WRITTEN TASK: What follows is a block of records; reproduce all of it verbatim.
++++ INPUT ++++
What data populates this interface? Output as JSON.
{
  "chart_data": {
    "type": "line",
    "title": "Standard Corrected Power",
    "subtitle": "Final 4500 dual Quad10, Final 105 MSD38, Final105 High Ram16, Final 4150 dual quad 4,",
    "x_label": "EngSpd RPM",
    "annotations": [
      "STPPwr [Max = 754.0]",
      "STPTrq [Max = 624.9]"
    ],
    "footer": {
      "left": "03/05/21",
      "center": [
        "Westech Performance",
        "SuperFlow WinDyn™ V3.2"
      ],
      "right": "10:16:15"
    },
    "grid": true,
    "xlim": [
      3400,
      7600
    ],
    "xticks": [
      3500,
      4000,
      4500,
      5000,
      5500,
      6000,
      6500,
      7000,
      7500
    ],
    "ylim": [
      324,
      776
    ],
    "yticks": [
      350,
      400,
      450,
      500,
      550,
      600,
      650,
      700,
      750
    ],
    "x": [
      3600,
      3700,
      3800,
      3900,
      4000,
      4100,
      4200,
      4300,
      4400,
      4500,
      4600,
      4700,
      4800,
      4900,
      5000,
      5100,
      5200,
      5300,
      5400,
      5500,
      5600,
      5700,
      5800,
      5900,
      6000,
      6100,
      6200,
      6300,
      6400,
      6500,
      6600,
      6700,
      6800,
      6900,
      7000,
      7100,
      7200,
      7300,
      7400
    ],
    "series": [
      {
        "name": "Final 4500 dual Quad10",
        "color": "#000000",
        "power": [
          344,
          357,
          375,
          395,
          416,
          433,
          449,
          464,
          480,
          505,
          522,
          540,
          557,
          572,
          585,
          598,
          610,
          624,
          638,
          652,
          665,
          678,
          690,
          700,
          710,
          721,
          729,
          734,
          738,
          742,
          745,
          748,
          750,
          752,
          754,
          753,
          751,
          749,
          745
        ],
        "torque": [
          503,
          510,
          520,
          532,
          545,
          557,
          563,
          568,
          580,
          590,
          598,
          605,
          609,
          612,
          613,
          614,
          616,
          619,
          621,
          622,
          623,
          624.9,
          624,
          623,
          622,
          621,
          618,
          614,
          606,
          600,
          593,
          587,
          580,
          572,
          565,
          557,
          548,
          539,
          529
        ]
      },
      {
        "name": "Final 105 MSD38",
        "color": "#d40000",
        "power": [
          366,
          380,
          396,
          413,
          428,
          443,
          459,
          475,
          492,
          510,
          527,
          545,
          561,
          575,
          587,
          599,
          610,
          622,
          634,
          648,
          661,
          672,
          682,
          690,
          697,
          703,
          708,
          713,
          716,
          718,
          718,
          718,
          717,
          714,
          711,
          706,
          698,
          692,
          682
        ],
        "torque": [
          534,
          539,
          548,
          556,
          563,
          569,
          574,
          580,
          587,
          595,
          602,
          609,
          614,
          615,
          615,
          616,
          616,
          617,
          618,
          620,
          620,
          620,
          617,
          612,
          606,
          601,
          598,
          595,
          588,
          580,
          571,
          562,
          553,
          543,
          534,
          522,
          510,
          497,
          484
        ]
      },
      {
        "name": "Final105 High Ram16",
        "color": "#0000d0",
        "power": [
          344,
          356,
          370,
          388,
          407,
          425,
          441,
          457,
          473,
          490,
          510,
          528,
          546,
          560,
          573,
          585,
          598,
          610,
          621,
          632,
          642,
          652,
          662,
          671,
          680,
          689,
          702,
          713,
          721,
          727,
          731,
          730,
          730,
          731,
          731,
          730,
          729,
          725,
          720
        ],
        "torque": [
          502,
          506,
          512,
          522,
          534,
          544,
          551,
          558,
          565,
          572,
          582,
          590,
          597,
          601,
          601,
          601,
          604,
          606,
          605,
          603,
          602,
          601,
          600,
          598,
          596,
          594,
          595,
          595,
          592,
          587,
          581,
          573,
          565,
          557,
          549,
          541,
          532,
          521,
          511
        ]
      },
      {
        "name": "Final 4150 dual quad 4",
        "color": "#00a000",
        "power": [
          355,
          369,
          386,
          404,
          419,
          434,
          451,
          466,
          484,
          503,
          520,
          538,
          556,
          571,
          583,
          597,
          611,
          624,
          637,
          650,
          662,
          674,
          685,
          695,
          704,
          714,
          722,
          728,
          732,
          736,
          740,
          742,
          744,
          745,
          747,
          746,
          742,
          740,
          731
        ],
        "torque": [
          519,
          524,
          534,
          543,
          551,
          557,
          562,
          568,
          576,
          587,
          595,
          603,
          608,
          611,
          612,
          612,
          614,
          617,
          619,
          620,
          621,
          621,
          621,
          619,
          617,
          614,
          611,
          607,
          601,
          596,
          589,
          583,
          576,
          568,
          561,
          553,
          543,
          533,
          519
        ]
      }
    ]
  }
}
++++
EXERCISE RESULT:
What data populates this interface? Output as JSON.
{
  "chart_data": {
    "type": "line",
    "title": "Standard Corrected Power",
    "subtitle": "Final 4500 dual Quad10, Final 105 MSD38, Final105 High Ram16, Final 4150 dual quad 4,",
    "x_label": "EngSpd RPM",
    "annotations": [
      "STPPwr [Max = 754.0]",
      "STPTrq [Max = 624.9]"
    ],
    "footer": {
      "left": "03/05/21",
      "center": [
        "Westech Performance",
        "SuperFlow WinDyn™ V3.2"
      ],
      "right": "10:16:15"
    },
    "grid": true,
    "xlim": [
      3400,
      7600
    ],
    "xticks": [
      3500,
      4000,
      4500,
      5000,
      5500,
      6000,
      6500,
      7000,
      7500
    ],
    "ylim": [
      324,
      776
    ],
    "yticks": [
      350,
      400,
      450,
      500,
      550,
      600,
      650,
      700,
      750
    ],
    "x": [
      3600,
      3700,
      3800,
      3900,
      4000,
      4100,
      4200,
      4300,
      4400,
      4500,
      4600,
      4700,
      4800,
      4900,
      5000,
      5100,
      5200,
      5300,
      5400,
      5500,
      5600,
      5700,
      5800,
      5900,
      6000,
      6100,
      6200,
      6300,
      6400,
      6500,
      6600,
      6700,
      6800,
      6900,
      7000,
      7100,
      7200,
      7300,
      7400
    ],
    "series": [
      {
        "name": "Final 4500 dual Quad10",
        "color": "#000000",
        "power": [
          344,
          357,
          375,
          395,
          416,
          433,
          449,
          464,
          480,
          505,
          522,
          540,
          557,
          572,
          585,
          598,
          610,
          624,
          638,
          652,
          665,
          678,
          690,
          700,
          710,
          721,
          729,
          734,
          738,
          742,
          745,
          748,
          750,
          752,
          754,
          753,
          751,
          749,
          745
        ],
        "torque": [
          503,
          510,
          520,
          532,
          545,
          557,
          563,
          568,
          580,
          590,
          598,
          605,
          609,
          612,
          613,
          614,
          616,
          619,
          621,
          622,
          623,
          624.9,
          624,
          623,
          622,
          621,
          618,
          614,
          606,
          600,
          593,
          587,
          580,
          572,
          565,
          557,
          548,
          539,
          529
        ]
      },
      {
        "name": "Final 105 MSD38",
        "color": "#d40000",
        "power": [
          366,
          380,
          396,
          413,
          428,
          443,
          459,
          475,
          492,
          510,
          527,
          545,
          561,
          575,
          587,
          599,
          610,
          622,
          634,
          648,
          661,
          672,
          682,
          690,
          697,
          703,
          708,
          713,
          716,
          718,
          718,
          718,
          717,
          714,
          711,
          706,
          698,
          692,
          682
        ],
        "torque": [
          534,
          539,
          548,
          556,
          563,
          569,
          574,
          580,
          587,
          595,
          602,
          609,
          614,
          615,
          615,
          616,
          616,
          617,
          618,
          620,
          620,
          620,
          617,
          612,
          606,
          601,
          598,
          595,
          588,
          580,
          571,
          562,
          553,
          543,
          534,
          522,
          510,
          497,
          484
        ]
      },
      {
        "name": "Final105 High Ram16",
        "color": "#0000d0",
        "power": [
          344,
          356,
          370,
          388,
          407,
          425,
          441,
          457,
          473,
          490,
          510,
          528,
          546,
          560,
          573,
          585,
          598,
          610,
          621,
          632,
          642,
          652,
          662,
          671,
          680,
          689,
          702,
          713,
          721,
          727,
          731,
          730,
          730,
          731,
          731,
          730,
          729,
          725,
          720
        ],
        "torque": [
          502,
          506,
          512,
          522,
          534,
          544,
          551,
          558,
          565,
          572,
          582,
          590,
          597,
          601,
          601,
          601,
          604,
          606,
          605,
          603,
          602,
          601,
          600,
          598,
          596,
          594,
          595,
          595,
          592,
          587,
          581,
          573,
          565,
          557,
          549,
          541,
          532,
          521,
          511
        ]
      },
      {
        "name": "Final 4150 dual quad 4",
        "color": "#00a000",
        "power": [
          355,
          369,
          386,
          404,
          419,
          434,
          451,
          466,
          484,
          503,
          520,
          538,
          556,
          571,
          583,
          597,
          611,
          624,
          637,
          650,
          662,
          674,
          685,
          695,
          704,
          714,
          722,
          728,
          732,
          736,
          740,
          742,
          744,
          745,
          747,
          746,
          742,
          740,
          731
        ],
        "torque": [
          519,
          524,
          534,
          543,
          551,
          557,
          562,
          568,
          576,
          587,
          595,
          603,
          608,
          611,
          612,
          612,
          614,
          617,
          619,
          620,
          621,
          621,
          621,
          619,
          617,
          614,
          611,
          607,
          601,
          596,
          589,
          583,
          576,
          568,
          561,
          553,
          543,
          533,
          519
        ]
      }
    ]
  }
}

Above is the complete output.